**The task:**
Wherever the string "this" appears in the listing, copy that line.

__________________________________________________

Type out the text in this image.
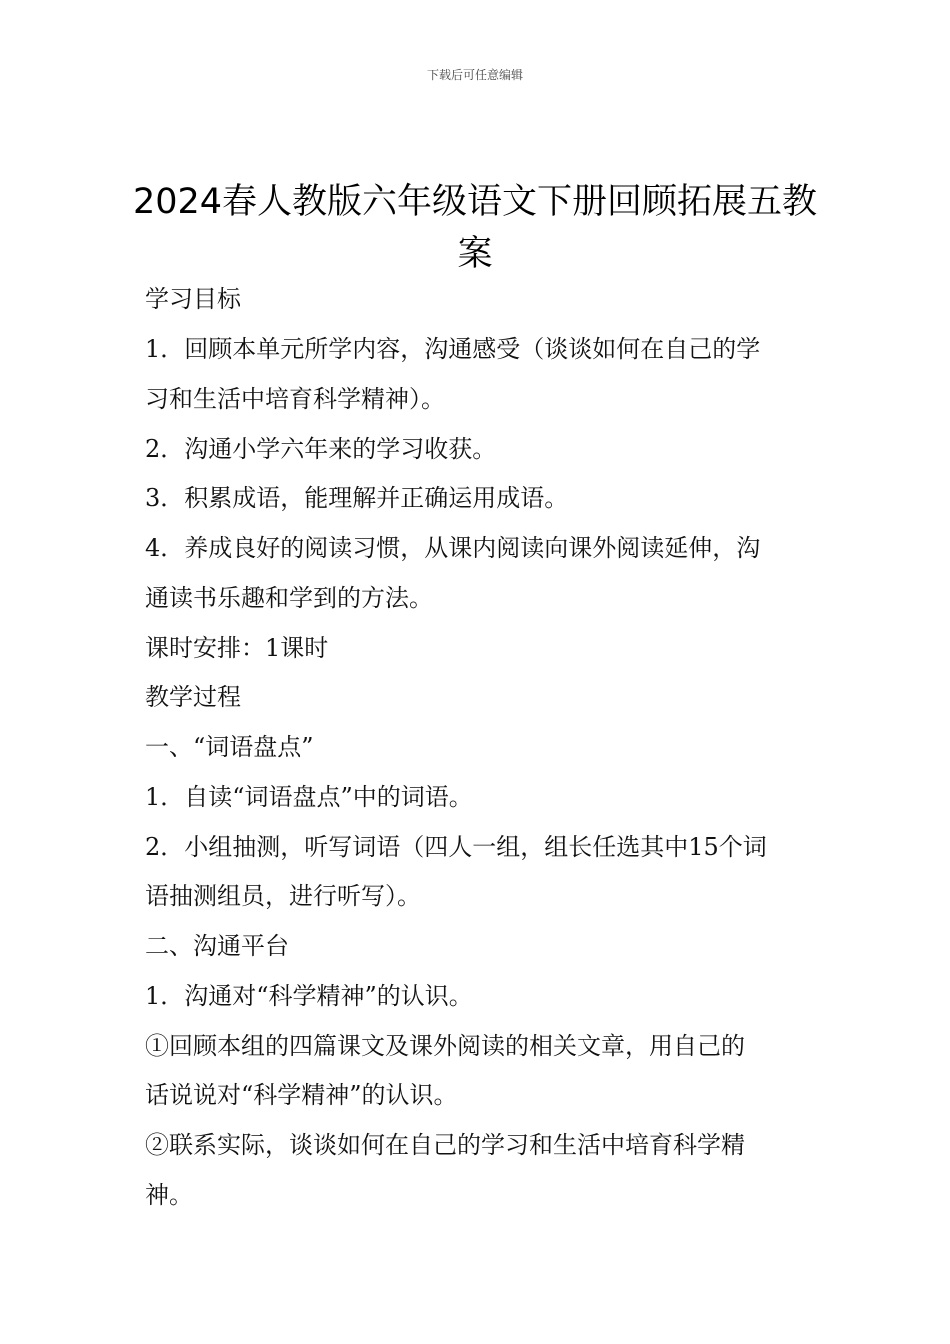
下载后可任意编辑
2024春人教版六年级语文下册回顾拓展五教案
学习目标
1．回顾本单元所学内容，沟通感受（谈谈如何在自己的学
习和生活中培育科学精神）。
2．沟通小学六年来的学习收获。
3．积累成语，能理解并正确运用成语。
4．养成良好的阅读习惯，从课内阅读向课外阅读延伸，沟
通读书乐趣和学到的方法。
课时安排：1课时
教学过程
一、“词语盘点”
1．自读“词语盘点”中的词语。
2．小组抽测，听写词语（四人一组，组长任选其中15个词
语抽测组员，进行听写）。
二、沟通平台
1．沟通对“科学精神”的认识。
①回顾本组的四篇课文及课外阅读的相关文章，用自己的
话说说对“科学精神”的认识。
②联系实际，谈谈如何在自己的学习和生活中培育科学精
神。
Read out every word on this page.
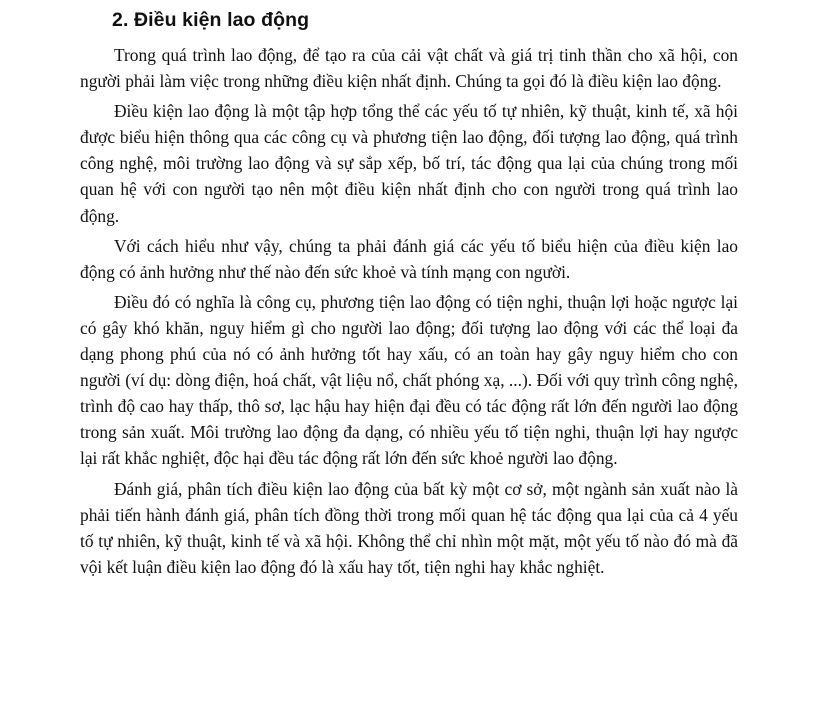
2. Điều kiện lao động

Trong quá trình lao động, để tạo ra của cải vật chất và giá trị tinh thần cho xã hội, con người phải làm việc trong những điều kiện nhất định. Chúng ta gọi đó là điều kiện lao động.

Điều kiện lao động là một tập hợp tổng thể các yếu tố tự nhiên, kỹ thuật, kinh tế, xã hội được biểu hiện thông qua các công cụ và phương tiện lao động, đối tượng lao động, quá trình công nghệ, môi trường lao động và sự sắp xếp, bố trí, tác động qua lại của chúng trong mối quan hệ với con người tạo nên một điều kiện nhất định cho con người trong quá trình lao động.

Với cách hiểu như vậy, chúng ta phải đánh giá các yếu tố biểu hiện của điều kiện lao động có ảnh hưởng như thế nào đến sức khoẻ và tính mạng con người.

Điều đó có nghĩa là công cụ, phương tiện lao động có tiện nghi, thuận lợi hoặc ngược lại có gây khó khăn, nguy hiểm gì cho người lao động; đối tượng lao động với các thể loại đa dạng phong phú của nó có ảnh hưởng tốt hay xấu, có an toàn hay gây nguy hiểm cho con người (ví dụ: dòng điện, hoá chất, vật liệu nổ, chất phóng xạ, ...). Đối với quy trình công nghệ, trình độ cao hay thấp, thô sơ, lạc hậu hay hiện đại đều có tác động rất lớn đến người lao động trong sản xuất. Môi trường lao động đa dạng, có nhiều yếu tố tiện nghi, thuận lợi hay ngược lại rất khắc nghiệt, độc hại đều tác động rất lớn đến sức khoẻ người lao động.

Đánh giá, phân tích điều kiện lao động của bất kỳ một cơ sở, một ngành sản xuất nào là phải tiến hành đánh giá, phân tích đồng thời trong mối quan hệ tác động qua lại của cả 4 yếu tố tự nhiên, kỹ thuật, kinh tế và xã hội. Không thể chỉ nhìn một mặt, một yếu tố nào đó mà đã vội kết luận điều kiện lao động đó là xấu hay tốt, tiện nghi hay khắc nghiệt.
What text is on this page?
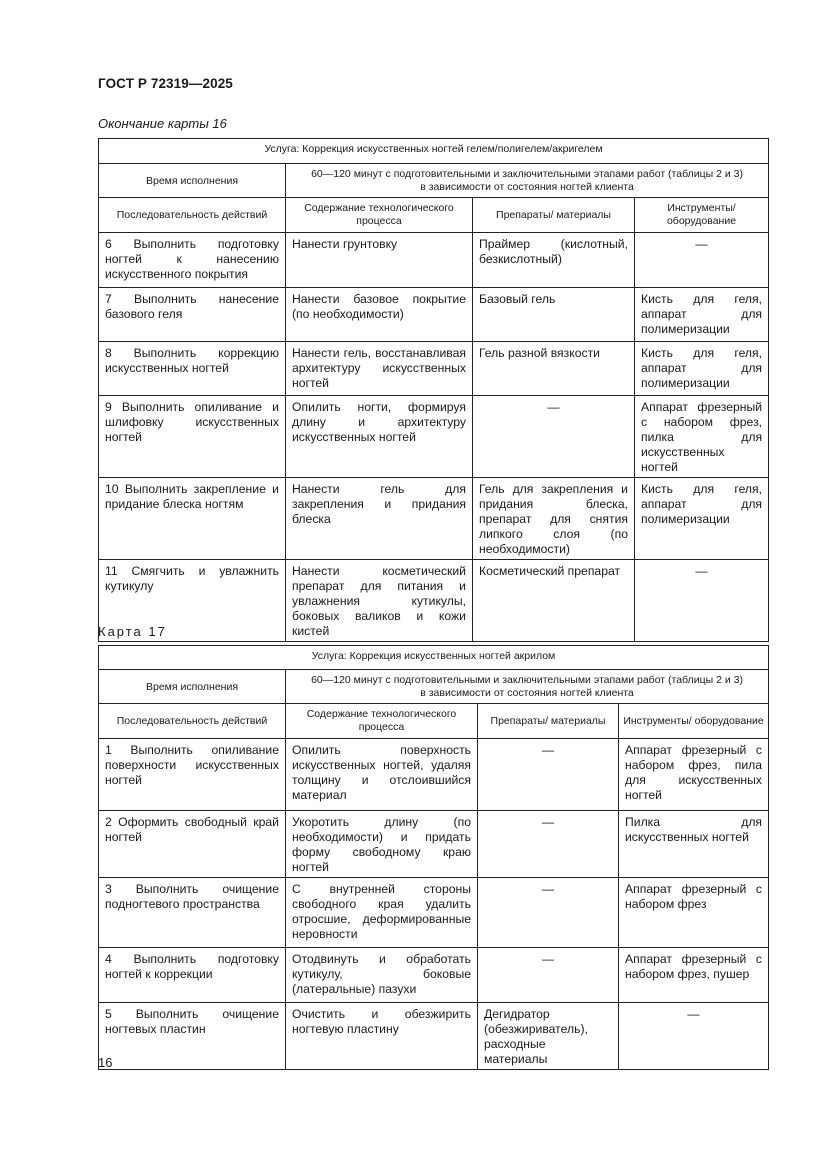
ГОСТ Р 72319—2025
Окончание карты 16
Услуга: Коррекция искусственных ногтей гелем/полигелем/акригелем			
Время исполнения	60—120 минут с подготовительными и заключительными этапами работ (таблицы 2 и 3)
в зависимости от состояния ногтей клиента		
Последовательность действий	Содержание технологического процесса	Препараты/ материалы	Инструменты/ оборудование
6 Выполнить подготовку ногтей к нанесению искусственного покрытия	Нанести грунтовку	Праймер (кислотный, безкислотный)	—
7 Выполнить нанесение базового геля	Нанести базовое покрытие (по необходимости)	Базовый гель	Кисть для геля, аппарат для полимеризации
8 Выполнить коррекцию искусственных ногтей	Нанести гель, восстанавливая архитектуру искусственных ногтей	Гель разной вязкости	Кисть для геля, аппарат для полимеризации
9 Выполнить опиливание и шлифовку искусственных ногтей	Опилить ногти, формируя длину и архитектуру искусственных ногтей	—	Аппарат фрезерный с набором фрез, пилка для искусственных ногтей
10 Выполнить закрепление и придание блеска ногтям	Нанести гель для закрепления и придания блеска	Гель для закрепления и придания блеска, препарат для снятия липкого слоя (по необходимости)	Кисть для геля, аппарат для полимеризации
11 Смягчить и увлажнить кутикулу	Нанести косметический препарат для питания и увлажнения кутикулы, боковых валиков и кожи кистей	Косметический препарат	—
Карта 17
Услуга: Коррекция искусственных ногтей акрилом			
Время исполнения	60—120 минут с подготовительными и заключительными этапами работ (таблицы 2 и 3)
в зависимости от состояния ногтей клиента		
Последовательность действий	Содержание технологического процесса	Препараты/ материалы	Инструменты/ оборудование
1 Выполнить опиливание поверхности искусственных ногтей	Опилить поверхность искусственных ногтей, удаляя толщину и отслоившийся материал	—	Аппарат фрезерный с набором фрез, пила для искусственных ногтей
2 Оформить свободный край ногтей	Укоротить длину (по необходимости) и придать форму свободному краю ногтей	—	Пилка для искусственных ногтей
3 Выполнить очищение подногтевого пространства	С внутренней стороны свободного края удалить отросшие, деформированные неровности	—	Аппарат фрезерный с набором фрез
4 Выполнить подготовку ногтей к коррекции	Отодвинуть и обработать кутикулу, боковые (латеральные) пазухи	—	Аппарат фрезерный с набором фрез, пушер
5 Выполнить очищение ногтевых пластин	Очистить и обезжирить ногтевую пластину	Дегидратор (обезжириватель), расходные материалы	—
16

__________________________________________________

**Task answer:**
Type out the text in this image.
Read out every word on this page.
What text is on this page?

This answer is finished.